__WHAT IS EXPECTED__.
Can you write out all the lines word for word, with no pictures?

──────────

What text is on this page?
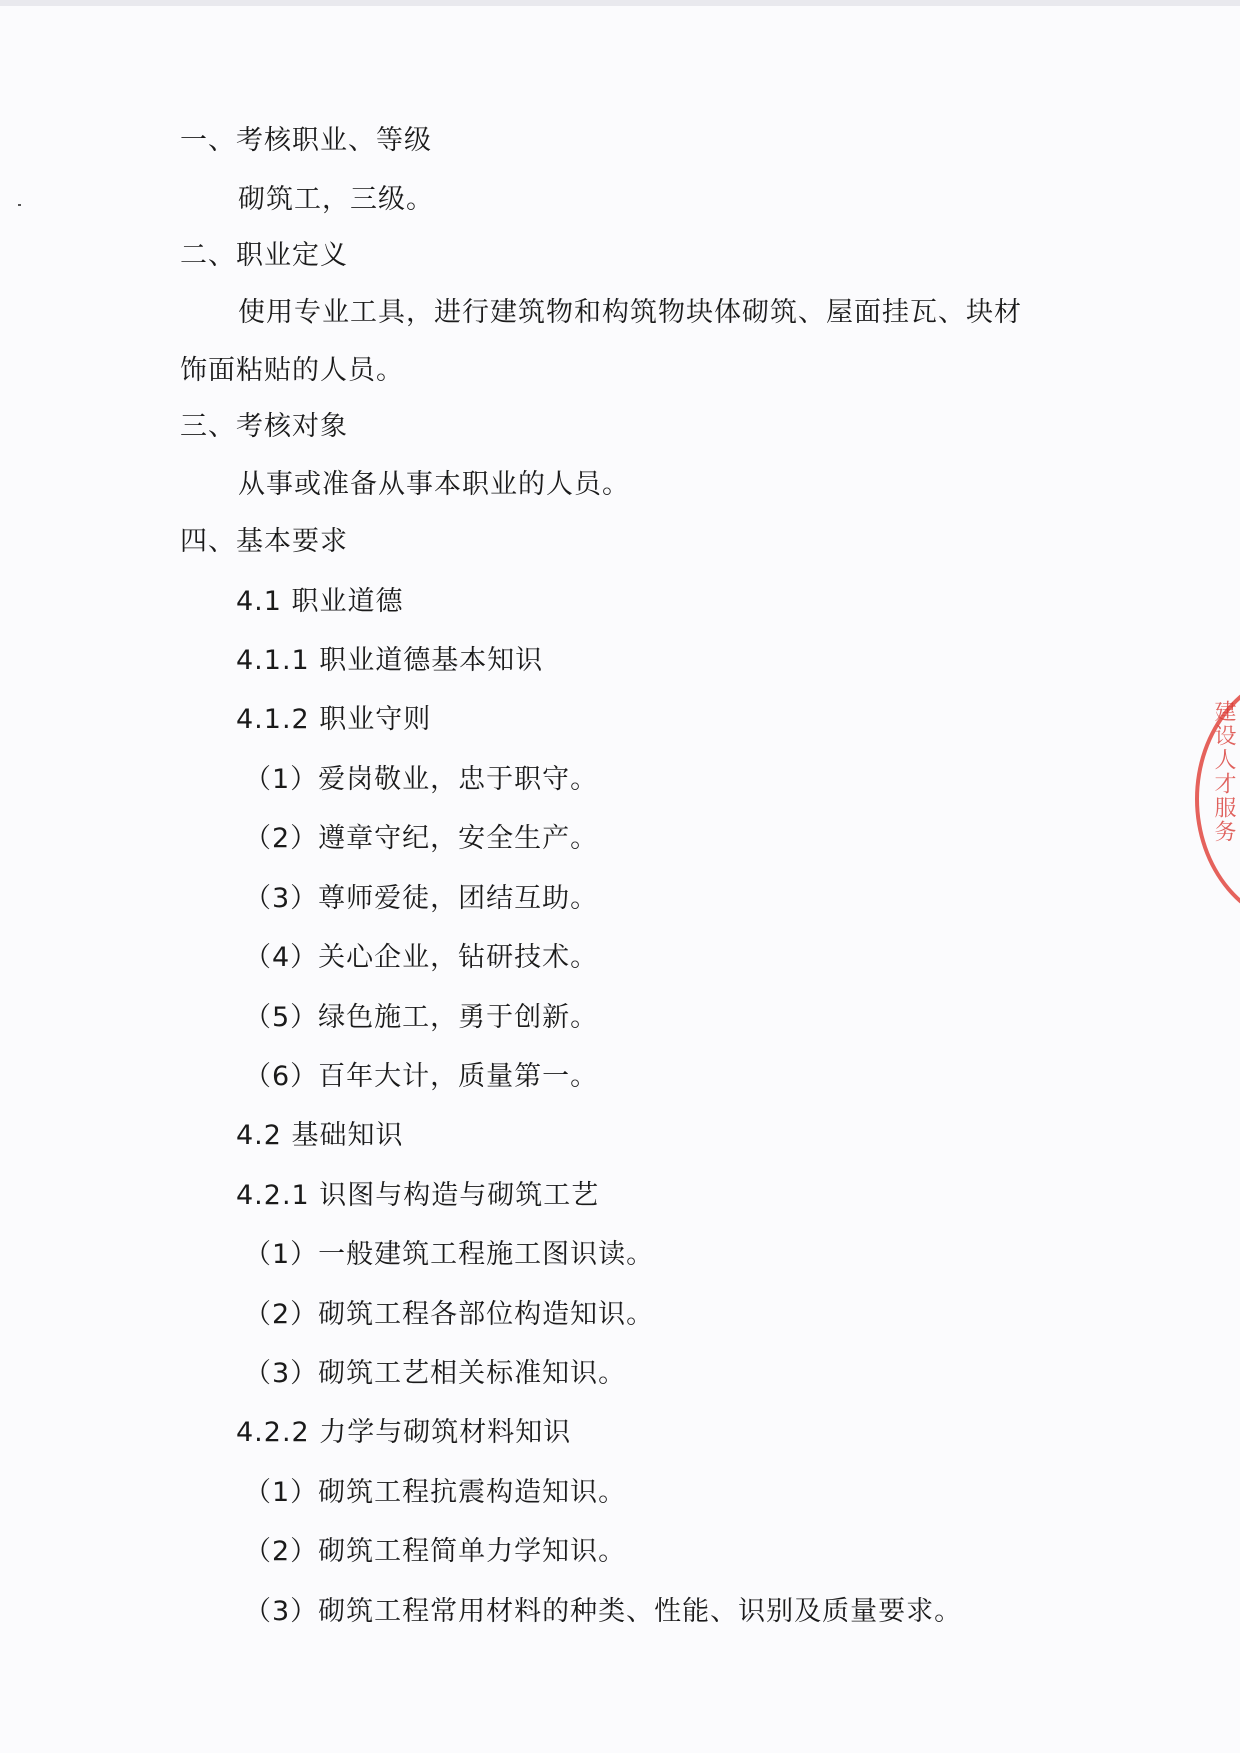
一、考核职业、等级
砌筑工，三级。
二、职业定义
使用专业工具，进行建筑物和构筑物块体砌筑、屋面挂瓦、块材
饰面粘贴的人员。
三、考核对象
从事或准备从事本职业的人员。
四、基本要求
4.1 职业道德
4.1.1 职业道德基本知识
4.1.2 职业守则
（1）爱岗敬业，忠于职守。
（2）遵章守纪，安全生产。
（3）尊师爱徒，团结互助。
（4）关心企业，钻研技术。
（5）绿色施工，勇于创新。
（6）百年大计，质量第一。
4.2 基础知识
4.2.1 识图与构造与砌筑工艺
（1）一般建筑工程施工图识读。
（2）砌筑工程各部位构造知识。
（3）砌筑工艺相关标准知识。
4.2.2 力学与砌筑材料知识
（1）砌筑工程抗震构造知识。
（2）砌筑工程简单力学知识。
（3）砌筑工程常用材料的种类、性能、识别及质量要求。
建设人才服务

──────────

__REPLY TO THE EXERCISE__.
What text is on this page?
一、考核职业、等级
砌筑工，三级。
二、职业定义
使用专业工具，进行建筑物和构筑物块体砌筑、屋面挂瓦、块材
饰面粘贴的人员。
三、考核对象
从事或准备从事本职业的人员。
四、基本要求
4.1 职业道德
4.1.1 职业道德基本知识
4.1.2 职业守则
（1）爱岗敬业，忠于职守。
（2）遵章守纪，安全生产。
（3）尊师爱徒，团结互助。
（4）关心企业，钻研技术。
（5）绿色施工，勇于创新。
（6）百年大计，质量第一。
4.2 基础知识
4.2.1 识图与构造与砌筑工艺
（1）一般建筑工程施工图识读。
（2）砌筑工程各部位构造知识。
（3）砌筑工艺相关标准知识。
4.2.2 力学与砌筑材料知识
（1）砌筑工程抗震构造知识。
（2）砌筑工程简单力学知识。
（3）砌筑工程常用材料的种类、性能、识别及质量要求。
建设人才服务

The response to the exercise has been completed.